Exercise task:
Copy every line of the listing exactly.
______________________________
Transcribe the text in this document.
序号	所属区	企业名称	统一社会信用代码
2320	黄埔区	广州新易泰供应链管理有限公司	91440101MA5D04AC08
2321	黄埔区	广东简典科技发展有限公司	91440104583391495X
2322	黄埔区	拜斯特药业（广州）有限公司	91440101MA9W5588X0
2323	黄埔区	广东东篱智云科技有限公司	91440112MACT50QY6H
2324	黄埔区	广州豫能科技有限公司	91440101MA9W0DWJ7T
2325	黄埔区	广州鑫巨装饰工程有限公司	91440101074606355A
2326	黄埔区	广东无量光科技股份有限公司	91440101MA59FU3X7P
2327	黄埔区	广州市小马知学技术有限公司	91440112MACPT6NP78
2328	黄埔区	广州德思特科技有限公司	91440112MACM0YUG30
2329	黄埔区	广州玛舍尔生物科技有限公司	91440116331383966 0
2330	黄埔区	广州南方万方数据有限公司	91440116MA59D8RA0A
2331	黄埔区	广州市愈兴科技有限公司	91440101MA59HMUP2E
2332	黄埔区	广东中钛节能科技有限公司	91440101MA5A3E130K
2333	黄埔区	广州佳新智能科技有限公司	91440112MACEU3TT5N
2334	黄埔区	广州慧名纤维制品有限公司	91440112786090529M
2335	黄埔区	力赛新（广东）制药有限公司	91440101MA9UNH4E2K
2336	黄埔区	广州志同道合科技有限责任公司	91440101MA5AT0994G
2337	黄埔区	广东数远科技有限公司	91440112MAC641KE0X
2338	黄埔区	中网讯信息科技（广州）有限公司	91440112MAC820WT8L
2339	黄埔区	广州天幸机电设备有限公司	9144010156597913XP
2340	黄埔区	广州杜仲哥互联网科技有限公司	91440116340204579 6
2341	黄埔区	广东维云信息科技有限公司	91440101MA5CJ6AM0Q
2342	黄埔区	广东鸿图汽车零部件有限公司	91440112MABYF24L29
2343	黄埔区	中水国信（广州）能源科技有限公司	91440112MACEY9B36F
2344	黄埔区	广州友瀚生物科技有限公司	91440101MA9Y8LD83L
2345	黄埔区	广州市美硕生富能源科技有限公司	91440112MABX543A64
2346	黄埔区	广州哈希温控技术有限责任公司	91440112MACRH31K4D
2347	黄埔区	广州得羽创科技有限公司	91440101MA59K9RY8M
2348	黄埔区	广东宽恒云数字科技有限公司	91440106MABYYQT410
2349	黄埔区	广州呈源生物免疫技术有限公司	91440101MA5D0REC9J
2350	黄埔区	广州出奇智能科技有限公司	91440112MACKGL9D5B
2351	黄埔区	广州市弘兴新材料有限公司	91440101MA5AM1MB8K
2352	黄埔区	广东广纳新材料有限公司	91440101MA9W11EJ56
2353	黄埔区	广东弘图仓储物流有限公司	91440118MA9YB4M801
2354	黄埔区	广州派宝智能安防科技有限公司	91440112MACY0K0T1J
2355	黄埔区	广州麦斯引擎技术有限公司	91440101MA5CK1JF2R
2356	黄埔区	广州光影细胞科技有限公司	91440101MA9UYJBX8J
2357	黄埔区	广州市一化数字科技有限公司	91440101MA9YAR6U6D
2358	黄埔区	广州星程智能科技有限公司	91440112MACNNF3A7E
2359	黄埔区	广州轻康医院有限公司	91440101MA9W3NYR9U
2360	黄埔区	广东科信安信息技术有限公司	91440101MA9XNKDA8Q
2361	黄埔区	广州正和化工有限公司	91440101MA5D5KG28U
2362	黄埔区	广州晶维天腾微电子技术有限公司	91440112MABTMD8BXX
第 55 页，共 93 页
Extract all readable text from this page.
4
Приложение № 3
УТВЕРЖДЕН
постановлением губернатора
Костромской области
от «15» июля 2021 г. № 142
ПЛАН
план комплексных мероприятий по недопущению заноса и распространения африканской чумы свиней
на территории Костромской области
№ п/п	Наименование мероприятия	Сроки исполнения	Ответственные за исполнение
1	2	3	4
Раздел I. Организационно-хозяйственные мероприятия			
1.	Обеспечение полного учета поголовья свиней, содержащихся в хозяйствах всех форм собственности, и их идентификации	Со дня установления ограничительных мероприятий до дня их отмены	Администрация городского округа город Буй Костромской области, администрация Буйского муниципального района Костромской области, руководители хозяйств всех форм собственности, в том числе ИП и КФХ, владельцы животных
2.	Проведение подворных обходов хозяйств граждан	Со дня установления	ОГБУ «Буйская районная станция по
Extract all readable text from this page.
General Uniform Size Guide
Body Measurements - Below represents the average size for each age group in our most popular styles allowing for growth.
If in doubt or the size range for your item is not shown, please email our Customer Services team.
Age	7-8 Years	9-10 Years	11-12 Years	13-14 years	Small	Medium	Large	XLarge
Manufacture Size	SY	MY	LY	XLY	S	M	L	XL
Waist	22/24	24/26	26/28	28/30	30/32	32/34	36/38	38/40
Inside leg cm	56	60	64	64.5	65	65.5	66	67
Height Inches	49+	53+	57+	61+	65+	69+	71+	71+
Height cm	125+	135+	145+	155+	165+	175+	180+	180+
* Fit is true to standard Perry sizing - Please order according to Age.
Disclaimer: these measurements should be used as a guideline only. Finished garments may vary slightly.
______________________________
Output for this exercise:
Transcribe the text in this document.
序号	所属区	企业名称	统一社会信用代码
2320	黄埔区	广州新易泰供应链管理有限公司	91440101MA5D04AC08
2321	黄埔区	广东简典科技发展有限公司	91440104583391495X
2322	黄埔区	拜斯特药业（广州）有限公司	91440101MA9W5588X0
2323	黄埔区	广东东篱智云科技有限公司	91440112MACT50QY6H
2324	黄埔区	广州豫能科技有限公司	91440101MA9W0DWJ7T
2325	黄埔区	广州鑫巨装饰工程有限公司	91440101074606355A
2326	黄埔区	广东无量光科技股份有限公司	91440101MA59FU3X7P
2327	黄埔区	广州市小马知学技术有限公司	91440112MACPT6NP78
2328	黄埔区	广州德思特科技有限公司	91440112MACM0YUG30
2329	黄埔区	广州玛舍尔生物科技有限公司	91440116331383966 0
2330	黄埔区	广州南方万方数据有限公司	91440116MA59D8RA0A
2331	黄埔区	广州市愈兴科技有限公司	91440101MA59HMUP2E
2332	黄埔区	广东中钛节能科技有限公司	91440101MA5A3E130K
2333	黄埔区	广州佳新智能科技有限公司	91440112MACEU3TT5N
2334	黄埔区	广州慧名纤维制品有限公司	91440112786090529M
2335	黄埔区	力赛新（广东）制药有限公司	91440101MA9UNH4E2K
2336	黄埔区	广州志同道合科技有限责任公司	91440101MA5AT0994G
2337	黄埔区	广东数远科技有限公司	91440112MAC641KE0X
2338	黄埔区	中网讯信息科技（广州）有限公司	91440112MAC820WT8L
2339	黄埔区	广州天幸机电设备有限公司	9144010156597913XP
2340	黄埔区	广州杜仲哥互联网科技有限公司	91440116340204579 6
2341	黄埔区	广东维云信息科技有限公司	91440101MA5CJ6AM0Q
2342	黄埔区	广东鸿图汽车零部件有限公司	91440112MABYF24L29
2343	黄埔区	中水国信（广州）能源科技有限公司	91440112MACEY9B36F
2344	黄埔区	广州友瀚生物科技有限公司	91440101MA9Y8LD83L
2345	黄埔区	广州市美硕生富能源科技有限公司	91440112MABX543A64
2346	黄埔区	广州哈希温控技术有限责任公司	91440112MACRH31K4D
2347	黄埔区	广州得羽创科技有限公司	91440101MA59K9RY8M
2348	黄埔区	广东宽恒云数字科技有限公司	91440106MABYYQT410
2349	黄埔区	广州呈源生物免疫技术有限公司	91440101MA5D0REC9J
2350	黄埔区	广州出奇智能科技有限公司	91440112MACKGL9D5B
2351	黄埔区	广州市弘兴新材料有限公司	91440101MA5AM1MB8K
2352	黄埔区	广东广纳新材料有限公司	91440101MA9W11EJ56
2353	黄埔区	广东弘图仓储物流有限公司	91440118MA9YB4M801
2354	黄埔区	广州派宝智能安防科技有限公司	91440112MACY0K0T1J
2355	黄埔区	广州麦斯引擎技术有限公司	91440101MA5CK1JF2R
2356	黄埔区	广州光影细胞科技有限公司	91440101MA9UYJBX8J
2357	黄埔区	广州市一化数字科技有限公司	91440101MA9YAR6U6D
2358	黄埔区	广州星程智能科技有限公司	91440112MACNNF3A7E
2359	黄埔区	广州轻康医院有限公司	91440101MA9W3NYR9U
2360	黄埔区	广东科信安信息技术有限公司	91440101MA9XNKDA8Q
2361	黄埔区	广州正和化工有限公司	91440101MA5D5KG28U
2362	黄埔区	广州晶维天腾微电子技术有限公司	91440112MABTMD8BXX
第 55 页，共 93 页
Extract all readable text from this page.
4
Приложение № 3
УТВЕРЖДЕН
постановлением губернатора
Костромской области
от «15» июля 2021 г. № 142
ПЛАН
план комплексных мероприятий по недопущению заноса и распространения африканской чумы свиней
на территории Костромской области
№ п/п	Наименование мероприятия	Сроки исполнения	Ответственные за исполнение
1	2	3	4
Раздел I. Организационно-хозяйственные мероприятия			
1.	Обеспечение полного учета поголовья свиней, содержащихся в хозяйствах всех форм собственности, и их идентификации	Со дня установления ограничительных мероприятий до дня их отмены	Администрация городского округа город Буй Костромской области, администрация Буйского муниципального района Костромской области, руководители хозяйств всех форм собственности, в том числе ИП и КФХ, владельцы животных
2.	Проведение подворных обходов хозяйств граждан	Со дня установления	ОГБУ «Буйская районная станция по
Extract all readable text from this page.
General Uniform Size Guide
Body Measurements - Below represents the average size for each age group in our most popular styles allowing for growth.
If in doubt or the size range for your item is not shown, please email our Customer Services team.
Age	7-8 Years	9-10 Years	11-12 Years	13-14 years	Small	Medium	Large	XLarge
Manufacture Size	SY	MY	LY	XLY	S	M	L	XL
Waist	22/24	24/26	26/28	28/30	30/32	32/34	36/38	38/40
Inside leg cm	56	60	64	64.5	65	65.5	66	67
Height Inches	49+	53+	57+	61+	65+	69+	71+	71+
Height cm	125+	135+	145+	155+	165+	175+	180+	180+
* Fit is true to standard Perry sizing - Please order according to Age.
Disclaimer: these measurements should be used as a guideline only. Finished garments may vary slightly.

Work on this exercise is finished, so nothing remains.